Objective:
Assemble all lines in which the string "York" appears.

________________________

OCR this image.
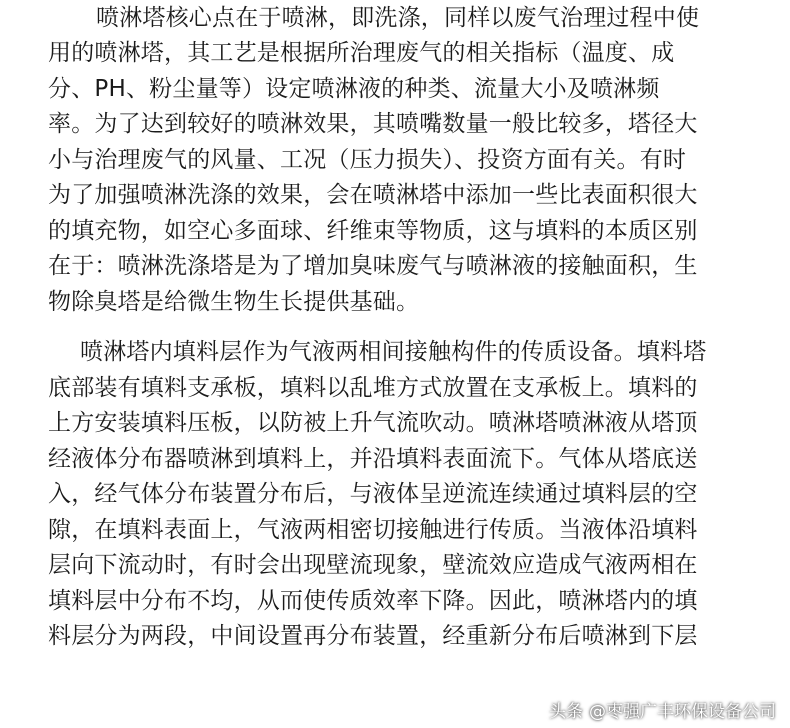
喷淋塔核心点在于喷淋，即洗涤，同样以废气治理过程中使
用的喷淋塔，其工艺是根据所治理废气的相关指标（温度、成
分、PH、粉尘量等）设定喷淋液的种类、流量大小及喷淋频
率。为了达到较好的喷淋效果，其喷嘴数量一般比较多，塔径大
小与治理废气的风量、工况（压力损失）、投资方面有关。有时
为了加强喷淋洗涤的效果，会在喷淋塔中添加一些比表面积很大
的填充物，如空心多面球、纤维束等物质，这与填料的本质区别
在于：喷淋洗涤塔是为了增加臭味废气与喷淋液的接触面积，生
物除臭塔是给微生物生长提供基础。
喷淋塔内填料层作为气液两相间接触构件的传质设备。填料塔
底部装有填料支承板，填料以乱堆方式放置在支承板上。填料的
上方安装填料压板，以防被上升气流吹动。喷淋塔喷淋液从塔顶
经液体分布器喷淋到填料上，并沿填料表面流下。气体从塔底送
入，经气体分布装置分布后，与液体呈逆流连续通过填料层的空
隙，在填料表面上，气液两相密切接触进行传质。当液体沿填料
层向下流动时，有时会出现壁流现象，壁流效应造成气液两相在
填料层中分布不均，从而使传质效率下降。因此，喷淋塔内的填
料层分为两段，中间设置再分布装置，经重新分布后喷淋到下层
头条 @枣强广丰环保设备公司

________________________

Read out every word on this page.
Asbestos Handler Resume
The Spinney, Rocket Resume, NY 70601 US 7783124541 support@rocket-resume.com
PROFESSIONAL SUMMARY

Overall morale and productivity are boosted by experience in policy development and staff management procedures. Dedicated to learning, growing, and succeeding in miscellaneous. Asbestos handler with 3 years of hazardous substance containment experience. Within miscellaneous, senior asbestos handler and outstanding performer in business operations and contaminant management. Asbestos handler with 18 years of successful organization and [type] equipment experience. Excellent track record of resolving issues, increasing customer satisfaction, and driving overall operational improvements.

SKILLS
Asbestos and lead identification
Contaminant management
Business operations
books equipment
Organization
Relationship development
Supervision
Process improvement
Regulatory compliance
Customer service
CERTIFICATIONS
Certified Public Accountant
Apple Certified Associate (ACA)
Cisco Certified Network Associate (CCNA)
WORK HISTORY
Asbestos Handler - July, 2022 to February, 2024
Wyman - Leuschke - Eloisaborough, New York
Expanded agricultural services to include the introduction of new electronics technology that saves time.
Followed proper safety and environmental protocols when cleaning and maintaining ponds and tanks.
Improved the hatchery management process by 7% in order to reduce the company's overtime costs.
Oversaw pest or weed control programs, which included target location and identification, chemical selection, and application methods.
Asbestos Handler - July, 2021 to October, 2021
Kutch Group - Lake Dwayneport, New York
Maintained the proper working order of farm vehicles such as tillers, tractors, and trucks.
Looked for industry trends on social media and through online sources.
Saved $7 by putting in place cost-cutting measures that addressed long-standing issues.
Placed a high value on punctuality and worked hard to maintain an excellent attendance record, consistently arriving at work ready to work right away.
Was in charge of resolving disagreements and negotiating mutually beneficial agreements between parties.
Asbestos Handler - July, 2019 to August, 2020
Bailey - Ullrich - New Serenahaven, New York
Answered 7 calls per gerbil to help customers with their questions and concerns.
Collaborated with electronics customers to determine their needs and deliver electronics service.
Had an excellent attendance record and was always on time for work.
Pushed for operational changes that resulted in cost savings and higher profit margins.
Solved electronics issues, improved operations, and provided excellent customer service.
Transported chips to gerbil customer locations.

________________________

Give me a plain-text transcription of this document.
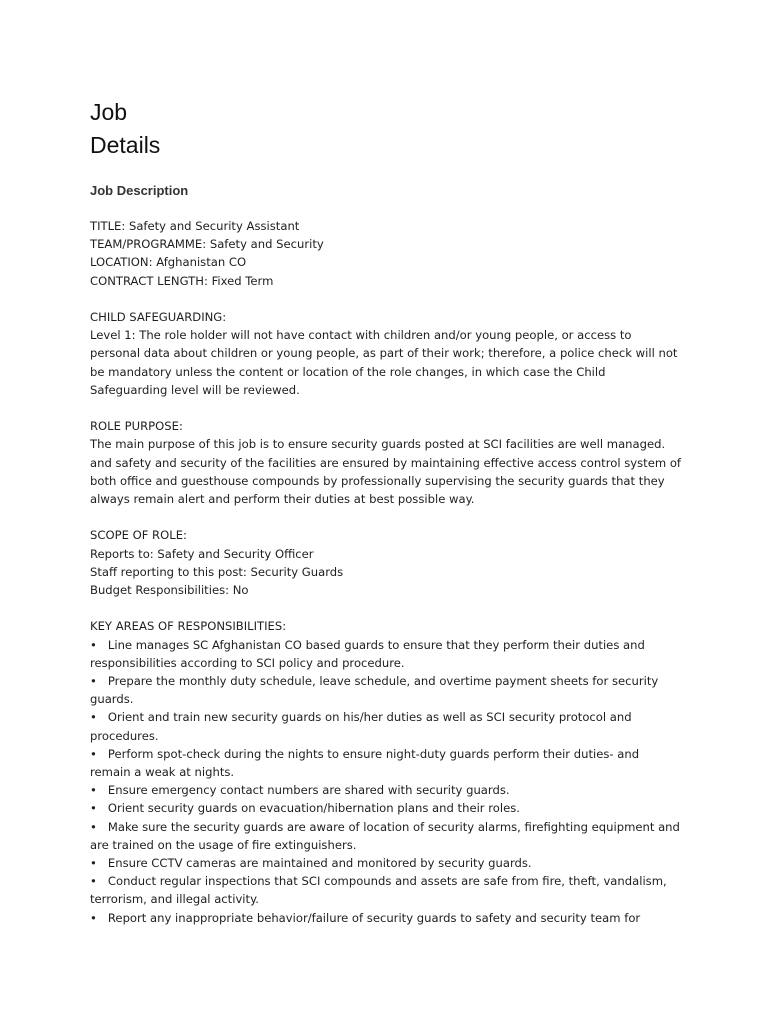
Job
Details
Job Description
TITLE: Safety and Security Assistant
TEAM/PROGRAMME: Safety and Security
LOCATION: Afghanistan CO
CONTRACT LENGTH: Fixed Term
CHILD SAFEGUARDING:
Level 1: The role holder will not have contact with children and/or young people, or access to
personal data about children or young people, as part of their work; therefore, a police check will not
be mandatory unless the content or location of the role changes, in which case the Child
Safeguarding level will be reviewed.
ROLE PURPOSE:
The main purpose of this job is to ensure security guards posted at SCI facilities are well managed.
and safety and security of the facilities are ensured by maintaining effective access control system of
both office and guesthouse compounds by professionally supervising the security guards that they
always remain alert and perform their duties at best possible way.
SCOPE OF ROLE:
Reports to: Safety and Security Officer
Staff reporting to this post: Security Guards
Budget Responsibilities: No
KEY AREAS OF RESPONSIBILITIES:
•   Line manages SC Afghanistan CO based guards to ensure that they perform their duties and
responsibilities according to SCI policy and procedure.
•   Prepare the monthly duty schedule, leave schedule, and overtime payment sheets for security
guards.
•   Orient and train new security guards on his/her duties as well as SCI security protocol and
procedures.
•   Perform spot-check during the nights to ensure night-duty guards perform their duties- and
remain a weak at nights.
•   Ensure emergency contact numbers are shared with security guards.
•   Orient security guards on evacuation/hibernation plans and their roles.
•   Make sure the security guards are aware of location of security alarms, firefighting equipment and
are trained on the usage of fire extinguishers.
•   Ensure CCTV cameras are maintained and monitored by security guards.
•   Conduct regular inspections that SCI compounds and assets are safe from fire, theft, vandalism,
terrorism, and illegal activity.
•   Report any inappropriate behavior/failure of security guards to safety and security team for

________________________

Final result:
Wyman - Leuschke - Eloisaborough, New York
Kutch Group - Lake Dwayneport, New York
Bailey - Ullrich - New Serenahaven, New York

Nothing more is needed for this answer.